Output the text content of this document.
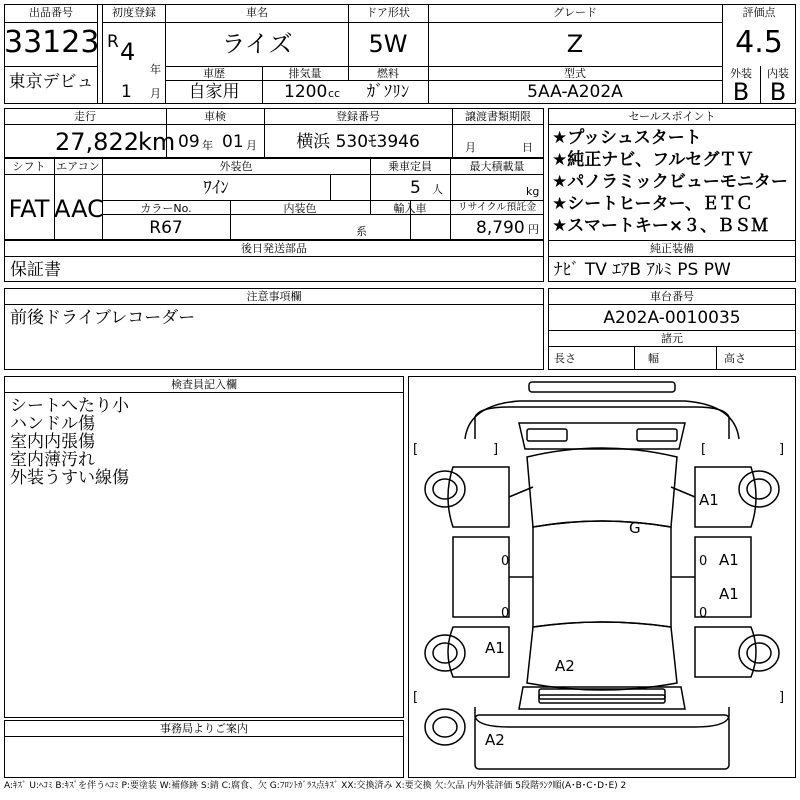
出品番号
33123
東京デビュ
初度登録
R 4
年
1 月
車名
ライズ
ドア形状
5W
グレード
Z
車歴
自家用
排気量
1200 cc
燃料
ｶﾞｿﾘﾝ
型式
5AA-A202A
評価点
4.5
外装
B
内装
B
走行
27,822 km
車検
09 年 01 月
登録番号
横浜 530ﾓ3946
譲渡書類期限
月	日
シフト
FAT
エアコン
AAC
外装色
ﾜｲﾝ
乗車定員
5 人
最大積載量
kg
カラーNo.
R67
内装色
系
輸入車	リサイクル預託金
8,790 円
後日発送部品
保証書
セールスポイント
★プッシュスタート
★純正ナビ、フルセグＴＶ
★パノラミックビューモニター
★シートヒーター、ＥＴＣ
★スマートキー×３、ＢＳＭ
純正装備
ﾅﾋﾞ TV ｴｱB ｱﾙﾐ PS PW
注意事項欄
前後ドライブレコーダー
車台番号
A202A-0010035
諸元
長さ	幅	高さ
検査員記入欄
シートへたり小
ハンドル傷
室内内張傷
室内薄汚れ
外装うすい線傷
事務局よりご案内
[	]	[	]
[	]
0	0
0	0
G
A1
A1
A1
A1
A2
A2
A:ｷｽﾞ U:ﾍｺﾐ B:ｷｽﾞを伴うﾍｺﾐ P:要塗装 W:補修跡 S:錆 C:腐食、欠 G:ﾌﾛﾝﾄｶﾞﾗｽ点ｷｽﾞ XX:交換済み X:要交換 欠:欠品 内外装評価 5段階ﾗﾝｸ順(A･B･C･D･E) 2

□ □ □

Problem description: Write the records out once more, exactly as they appear, with no pictures.

Written reply:
Output the text content of this document.
出品番号
33123
東京デビュ
初度登録
R 4
年
1 月
車名
ライズ
ドア形状
5W
グレード
Z
車歴
自家用
排気量
1200 cc
燃料
ｶﾞｿﾘﾝ
型式
5AA-A202A
評価点
4.5
外装
B
内装
B
走行
27,822 km
車検
09 年 01 月
登録番号
横浜 530ﾓ3946
譲渡書類期限
月	日
シフト
FAT
エアコン
AAC
外装色
ﾜｲﾝ
乗車定員
5 人
最大積載量
kg
カラーNo.
R67
内装色
系
輸入車	リサイクル預託金
8,790 円
後日発送部品
保証書
セールスポイント
★プッシュスタート
★純正ナビ、フルセグＴＶ
★パノラミックビューモニター
★シートヒーター、ＥＴＣ
★スマートキー×３、ＢＳＭ
純正装備
ﾅﾋﾞ TV ｴｱB ｱﾙﾐ PS PW
注意事項欄
前後ドライブレコーダー
車台番号
A202A-0010035
諸元
長さ	幅	高さ
検査員記入欄
シートへたり小
ハンドル傷
室内内張傷
室内薄汚れ
外装うすい線傷
事務局よりご案内
[	]	[	]
[	]
0	0
0	0
G
A1
A1
A1
A1
A2
A2
A:ｷｽﾞ U:ﾍｺﾐ B:ｷｽﾞを伴うﾍｺﾐ P:要塗装 W:補修跡 S:錆 C:腐食、欠 G:ﾌﾛﾝﾄｶﾞﾗｽ点ｷｽﾞ XX:交換済み X:要交換 欠:欠品 内外装評価 5段階ﾗﾝｸ順(A･B･C･D･E) 2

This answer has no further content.